EXERCISE REQUIREMENTS:
Look through the records below, and copy out every line that holds the string "this".

◇ ◇ ◇ ◇ ◇

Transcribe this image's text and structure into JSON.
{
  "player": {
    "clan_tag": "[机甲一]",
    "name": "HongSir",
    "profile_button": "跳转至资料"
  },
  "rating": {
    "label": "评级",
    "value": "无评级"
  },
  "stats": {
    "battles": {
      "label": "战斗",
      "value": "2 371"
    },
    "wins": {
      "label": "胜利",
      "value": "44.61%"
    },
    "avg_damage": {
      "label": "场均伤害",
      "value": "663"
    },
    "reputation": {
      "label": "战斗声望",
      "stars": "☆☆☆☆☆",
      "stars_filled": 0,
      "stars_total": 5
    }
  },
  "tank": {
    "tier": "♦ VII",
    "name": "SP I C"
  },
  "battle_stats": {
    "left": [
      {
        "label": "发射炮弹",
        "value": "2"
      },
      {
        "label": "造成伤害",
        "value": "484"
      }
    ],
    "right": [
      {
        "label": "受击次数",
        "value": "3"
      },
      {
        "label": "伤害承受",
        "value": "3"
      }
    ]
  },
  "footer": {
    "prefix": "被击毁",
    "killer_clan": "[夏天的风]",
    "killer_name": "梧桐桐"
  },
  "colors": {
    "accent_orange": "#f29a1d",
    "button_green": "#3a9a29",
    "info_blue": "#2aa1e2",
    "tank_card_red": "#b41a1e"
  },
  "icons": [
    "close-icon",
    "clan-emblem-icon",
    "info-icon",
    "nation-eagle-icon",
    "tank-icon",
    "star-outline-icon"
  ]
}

◇ ◇ ◇ ◇ ◇

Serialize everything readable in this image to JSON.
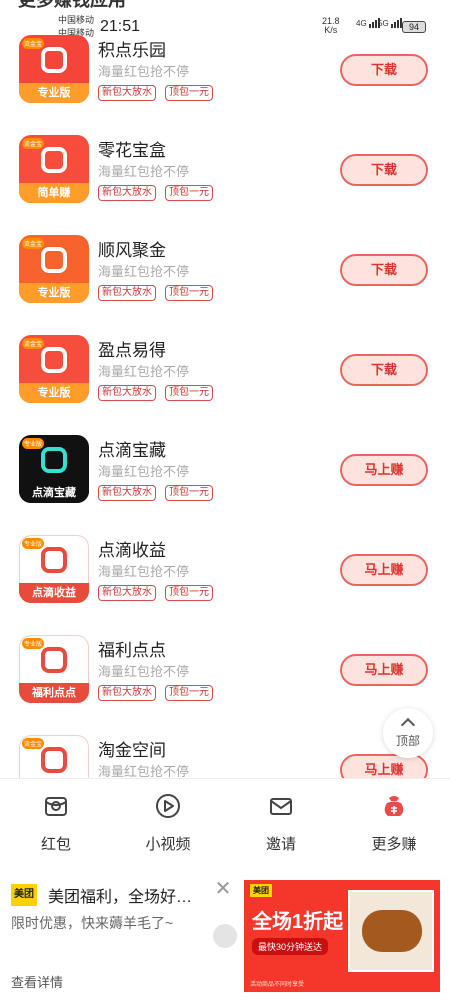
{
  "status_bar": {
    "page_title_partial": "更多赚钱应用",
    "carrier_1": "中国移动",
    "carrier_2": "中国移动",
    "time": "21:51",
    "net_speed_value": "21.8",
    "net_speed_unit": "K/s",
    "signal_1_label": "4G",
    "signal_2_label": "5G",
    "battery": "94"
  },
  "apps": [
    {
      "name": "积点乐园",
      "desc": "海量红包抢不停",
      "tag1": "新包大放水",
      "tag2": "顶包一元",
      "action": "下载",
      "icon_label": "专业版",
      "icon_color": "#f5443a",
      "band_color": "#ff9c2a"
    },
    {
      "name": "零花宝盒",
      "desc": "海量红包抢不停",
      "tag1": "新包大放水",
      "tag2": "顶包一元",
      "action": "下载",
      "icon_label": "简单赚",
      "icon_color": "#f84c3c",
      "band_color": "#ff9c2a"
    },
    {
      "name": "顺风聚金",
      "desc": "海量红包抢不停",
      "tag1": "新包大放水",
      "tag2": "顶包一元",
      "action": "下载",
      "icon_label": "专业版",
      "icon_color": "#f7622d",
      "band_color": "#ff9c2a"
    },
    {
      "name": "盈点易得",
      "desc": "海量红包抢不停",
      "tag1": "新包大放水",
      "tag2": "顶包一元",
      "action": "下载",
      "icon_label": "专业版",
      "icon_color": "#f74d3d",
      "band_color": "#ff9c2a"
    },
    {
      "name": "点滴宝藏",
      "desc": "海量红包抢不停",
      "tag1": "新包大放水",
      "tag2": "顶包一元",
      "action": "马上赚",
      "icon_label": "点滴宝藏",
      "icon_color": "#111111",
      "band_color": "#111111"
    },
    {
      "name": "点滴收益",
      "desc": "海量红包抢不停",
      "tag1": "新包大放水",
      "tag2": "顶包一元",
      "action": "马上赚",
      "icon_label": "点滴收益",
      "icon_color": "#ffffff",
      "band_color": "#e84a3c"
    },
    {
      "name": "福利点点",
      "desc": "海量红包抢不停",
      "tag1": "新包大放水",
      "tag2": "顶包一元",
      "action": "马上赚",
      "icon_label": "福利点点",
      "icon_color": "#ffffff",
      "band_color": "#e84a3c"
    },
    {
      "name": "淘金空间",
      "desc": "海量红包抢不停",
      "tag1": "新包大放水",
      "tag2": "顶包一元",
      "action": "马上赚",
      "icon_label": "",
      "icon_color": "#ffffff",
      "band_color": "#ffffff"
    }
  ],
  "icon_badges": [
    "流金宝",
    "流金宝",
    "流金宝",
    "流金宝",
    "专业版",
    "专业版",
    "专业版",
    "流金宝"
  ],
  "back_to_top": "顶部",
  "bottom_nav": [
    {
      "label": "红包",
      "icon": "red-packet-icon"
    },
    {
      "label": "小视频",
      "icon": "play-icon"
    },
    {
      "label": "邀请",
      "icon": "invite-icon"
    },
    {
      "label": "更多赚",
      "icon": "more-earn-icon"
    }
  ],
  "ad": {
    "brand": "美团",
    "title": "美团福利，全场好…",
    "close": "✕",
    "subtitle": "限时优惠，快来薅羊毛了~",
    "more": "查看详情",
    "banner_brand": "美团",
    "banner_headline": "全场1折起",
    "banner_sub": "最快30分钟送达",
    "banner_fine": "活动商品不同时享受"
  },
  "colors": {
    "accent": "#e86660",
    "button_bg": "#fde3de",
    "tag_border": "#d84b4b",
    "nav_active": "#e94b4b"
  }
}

◇ ◇ ◇ ◇ ◇

EXERCISE OUTPUT:
Transcribe this image's text and structure into JSON.
Serialize everything readable in this image to JSON.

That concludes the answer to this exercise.